▶ Aim of the task:
In the forum thread below about simplifying a radical expression, list every numbered reply (by its "Answer" label) that contains a mathematical expression.

▶ Source excerpt:
|---|

Question

For all x > 0 and y > 0, the radical expression:
√x divided by 3√x-√y is equivalent to.
3x + √xy divided by 9x-y.
How did they get this answer?

Answer 1

they just multiplied and divided by 3√x+√y

Answer 2

When you have the sum or differences of two square roots in your denominator, generally you "multiply by the conjugate" to eliminate them.

so if you have say, 1 / ( sqrt(a) + sqrt(b) ) you would multiply THAT by the fraction

sqrt(a) - sqrt(b) over sqrt(a) - sqrt(b)

(note the minuses!)

The reverse is true if you have say, 1 / ( sqrt(a) - sqrt(b) ) you would multiply THAT by the fraction

sqrt(a) + sqrt(b) over sqrt(a) + sqrt(b)

Answer 3

yea conjugate :D

Answer 4

I'm sorry but I still don't understand.

Answer 5

Where did the rest of the numbers come from?

Answer 6

do u know, (a-b)(a+b) = a^2 - b^2

Answer 7

No

Answer 8

Well, it is. They hv used it.

√x / 3√x-√y = (√x )* (3√x+√y) / (3√x-√y )* (3√x+√y)
= (3x + √xy) / (9x-y)

Answer 9

Oooh ok thank you very much....i understand now!

Answer 10

You're welcome! :)

|---|

▶ Data section:
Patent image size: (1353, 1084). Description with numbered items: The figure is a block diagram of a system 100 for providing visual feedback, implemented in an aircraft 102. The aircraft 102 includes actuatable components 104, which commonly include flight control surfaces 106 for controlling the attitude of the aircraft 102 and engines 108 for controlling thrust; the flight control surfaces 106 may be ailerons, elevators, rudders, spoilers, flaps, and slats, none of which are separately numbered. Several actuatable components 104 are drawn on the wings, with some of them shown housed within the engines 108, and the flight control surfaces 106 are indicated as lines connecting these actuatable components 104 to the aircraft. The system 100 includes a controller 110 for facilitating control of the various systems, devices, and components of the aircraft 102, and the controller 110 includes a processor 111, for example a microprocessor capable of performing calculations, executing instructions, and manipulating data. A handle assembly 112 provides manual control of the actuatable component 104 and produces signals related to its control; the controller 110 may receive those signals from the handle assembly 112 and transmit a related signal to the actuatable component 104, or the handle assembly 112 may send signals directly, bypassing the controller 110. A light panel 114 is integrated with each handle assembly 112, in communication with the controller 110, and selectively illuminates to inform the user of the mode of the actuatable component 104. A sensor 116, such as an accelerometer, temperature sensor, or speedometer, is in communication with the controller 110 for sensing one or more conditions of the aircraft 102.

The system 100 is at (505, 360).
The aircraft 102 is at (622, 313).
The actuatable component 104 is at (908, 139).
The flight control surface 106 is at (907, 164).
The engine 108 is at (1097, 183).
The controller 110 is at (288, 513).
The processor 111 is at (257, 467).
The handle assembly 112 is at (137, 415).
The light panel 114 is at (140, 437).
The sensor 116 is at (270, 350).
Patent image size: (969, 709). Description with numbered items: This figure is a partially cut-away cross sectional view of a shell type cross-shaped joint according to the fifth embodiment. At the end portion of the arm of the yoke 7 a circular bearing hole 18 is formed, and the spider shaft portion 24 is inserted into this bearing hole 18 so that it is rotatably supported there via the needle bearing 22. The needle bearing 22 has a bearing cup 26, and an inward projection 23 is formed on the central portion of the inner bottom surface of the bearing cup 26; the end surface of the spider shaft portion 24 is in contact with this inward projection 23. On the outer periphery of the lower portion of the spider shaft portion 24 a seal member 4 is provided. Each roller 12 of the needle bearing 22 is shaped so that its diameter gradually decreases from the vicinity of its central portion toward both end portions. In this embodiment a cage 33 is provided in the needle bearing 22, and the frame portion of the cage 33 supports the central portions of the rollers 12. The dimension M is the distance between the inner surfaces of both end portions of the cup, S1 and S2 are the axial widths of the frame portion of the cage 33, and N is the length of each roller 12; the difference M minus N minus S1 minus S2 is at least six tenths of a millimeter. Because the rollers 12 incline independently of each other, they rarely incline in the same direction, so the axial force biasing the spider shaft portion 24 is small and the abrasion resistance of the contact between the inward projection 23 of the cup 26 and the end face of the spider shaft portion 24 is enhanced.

|---|

▶ Task result:
Answer 1, Answer 2, Answer 6, Answer 8